YOUR GOAL
In the entries below, find every line with "rest" and copy it.

***** SUPPLIED MATERIAL *****

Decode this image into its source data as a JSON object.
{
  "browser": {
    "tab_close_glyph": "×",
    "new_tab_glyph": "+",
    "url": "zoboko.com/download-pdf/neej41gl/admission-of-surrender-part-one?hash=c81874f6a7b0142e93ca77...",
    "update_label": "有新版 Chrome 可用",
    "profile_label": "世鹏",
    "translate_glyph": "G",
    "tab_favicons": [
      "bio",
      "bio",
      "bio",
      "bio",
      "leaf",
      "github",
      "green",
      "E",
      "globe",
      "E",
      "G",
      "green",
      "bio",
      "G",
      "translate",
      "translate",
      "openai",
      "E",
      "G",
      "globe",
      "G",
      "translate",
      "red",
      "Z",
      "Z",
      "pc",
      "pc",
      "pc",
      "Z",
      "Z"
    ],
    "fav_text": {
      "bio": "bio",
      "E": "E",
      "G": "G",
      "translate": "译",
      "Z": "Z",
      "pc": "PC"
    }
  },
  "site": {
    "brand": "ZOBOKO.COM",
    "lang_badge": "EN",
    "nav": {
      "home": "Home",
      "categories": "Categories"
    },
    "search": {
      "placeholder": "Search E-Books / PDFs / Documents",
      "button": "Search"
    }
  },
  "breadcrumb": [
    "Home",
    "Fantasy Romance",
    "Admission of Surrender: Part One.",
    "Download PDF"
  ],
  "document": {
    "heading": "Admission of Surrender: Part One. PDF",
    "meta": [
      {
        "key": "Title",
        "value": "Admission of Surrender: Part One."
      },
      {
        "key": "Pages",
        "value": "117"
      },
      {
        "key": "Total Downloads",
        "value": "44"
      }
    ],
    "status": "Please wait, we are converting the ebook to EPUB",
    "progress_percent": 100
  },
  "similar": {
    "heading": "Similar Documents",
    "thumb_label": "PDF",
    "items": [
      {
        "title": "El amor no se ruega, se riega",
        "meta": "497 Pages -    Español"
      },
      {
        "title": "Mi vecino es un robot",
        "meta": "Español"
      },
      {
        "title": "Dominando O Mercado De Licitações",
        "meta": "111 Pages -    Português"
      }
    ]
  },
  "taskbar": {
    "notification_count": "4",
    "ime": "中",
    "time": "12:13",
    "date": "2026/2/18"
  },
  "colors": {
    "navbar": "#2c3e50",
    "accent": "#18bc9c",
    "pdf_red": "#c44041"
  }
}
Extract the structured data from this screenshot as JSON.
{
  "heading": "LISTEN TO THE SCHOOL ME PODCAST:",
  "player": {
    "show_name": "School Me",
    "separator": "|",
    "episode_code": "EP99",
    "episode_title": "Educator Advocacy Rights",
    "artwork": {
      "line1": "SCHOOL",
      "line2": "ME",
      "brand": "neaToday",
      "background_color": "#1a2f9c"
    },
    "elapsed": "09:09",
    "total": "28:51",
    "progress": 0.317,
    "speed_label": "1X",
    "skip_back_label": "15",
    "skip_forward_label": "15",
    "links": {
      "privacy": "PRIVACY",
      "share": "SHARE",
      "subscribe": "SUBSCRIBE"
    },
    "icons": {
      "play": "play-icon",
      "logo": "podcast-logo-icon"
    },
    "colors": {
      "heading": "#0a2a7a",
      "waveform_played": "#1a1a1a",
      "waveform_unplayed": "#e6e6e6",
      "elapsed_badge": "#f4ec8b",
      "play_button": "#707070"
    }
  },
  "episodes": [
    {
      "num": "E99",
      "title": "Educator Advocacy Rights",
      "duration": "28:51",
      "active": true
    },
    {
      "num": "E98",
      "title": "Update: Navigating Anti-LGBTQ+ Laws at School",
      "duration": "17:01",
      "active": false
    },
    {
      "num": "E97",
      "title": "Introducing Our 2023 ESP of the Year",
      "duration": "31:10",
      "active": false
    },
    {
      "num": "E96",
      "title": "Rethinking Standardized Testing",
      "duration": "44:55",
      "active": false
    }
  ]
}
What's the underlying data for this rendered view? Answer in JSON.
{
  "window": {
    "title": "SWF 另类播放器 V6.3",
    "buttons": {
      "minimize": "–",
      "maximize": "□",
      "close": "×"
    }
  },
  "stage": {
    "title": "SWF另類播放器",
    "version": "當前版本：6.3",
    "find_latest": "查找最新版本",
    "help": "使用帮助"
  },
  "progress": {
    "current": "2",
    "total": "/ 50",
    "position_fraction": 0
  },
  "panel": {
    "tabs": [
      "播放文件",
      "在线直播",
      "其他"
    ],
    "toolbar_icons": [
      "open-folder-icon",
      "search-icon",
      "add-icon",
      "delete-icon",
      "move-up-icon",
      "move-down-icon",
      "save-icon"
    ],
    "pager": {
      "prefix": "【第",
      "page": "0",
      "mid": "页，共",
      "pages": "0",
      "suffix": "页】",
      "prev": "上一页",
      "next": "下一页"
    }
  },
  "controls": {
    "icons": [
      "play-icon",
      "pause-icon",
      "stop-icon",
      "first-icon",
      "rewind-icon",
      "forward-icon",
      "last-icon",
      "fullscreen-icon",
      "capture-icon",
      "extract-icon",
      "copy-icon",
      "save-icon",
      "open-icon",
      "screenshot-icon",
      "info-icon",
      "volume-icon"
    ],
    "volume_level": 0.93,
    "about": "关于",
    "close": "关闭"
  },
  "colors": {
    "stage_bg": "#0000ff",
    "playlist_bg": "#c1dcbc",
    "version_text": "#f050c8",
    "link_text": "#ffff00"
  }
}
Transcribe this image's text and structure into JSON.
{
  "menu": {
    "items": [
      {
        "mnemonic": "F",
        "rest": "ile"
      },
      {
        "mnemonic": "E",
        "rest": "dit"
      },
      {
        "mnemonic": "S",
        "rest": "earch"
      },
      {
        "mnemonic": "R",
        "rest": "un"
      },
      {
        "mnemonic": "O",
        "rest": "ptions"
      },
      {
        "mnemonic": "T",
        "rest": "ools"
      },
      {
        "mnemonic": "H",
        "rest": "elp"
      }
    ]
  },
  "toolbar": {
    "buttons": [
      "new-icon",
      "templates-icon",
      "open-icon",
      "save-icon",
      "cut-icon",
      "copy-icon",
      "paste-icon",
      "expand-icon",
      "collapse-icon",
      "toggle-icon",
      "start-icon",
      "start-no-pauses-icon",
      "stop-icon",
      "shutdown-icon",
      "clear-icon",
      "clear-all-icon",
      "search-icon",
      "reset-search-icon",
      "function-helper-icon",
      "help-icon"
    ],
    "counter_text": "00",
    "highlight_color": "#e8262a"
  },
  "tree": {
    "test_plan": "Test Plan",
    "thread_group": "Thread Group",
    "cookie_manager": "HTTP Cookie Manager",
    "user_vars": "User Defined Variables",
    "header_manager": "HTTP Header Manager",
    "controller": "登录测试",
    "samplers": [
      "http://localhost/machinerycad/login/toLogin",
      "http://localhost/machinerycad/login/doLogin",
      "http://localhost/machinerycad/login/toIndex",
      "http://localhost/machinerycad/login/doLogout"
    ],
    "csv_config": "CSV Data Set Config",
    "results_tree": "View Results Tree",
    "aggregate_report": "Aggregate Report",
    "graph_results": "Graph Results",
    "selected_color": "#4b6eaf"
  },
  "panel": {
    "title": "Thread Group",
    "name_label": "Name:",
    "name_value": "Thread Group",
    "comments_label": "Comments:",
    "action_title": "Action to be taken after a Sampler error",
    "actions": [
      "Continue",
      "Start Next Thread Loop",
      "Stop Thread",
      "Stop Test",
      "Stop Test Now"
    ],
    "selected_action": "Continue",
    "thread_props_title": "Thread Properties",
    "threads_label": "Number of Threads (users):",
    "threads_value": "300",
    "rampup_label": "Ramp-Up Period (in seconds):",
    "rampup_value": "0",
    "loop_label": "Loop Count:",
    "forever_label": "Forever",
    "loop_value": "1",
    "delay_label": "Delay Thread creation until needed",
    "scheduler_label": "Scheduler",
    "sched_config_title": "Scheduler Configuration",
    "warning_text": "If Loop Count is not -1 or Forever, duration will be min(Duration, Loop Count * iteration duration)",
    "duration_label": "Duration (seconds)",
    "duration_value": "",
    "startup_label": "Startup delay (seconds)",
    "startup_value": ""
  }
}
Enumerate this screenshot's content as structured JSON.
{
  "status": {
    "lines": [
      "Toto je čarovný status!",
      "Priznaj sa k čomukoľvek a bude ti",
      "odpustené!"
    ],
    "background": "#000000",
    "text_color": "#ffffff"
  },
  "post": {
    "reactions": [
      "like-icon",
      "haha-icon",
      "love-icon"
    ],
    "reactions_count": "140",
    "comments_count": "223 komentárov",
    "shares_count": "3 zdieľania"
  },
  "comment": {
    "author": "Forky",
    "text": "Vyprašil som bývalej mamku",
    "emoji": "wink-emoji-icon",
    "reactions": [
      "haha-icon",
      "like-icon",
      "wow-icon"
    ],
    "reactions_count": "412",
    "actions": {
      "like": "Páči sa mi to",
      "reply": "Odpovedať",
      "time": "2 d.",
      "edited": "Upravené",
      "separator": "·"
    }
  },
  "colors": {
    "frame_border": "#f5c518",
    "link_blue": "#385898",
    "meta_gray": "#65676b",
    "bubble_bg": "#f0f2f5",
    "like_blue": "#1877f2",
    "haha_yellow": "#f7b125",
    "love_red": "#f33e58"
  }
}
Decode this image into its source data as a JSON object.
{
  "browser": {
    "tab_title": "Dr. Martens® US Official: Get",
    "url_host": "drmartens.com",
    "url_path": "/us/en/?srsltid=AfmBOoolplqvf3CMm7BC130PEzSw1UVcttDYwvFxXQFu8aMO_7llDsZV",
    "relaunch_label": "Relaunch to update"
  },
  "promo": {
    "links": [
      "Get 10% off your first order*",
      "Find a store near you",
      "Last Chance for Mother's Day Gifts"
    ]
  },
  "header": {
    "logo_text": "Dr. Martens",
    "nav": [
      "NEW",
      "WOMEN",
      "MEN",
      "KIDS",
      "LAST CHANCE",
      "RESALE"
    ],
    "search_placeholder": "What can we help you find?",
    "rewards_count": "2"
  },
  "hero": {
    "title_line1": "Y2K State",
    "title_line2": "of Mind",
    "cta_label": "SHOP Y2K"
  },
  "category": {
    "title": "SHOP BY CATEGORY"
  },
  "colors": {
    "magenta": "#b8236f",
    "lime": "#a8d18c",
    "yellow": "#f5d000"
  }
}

*****

OUTPUT OF THE TASK
        "rest": "ile"
        "rest": "dit"
        "rest": "earch"
        "rest": "un"
        "rest": "ptions"
        "rest": "ools"
        "rest": "elp"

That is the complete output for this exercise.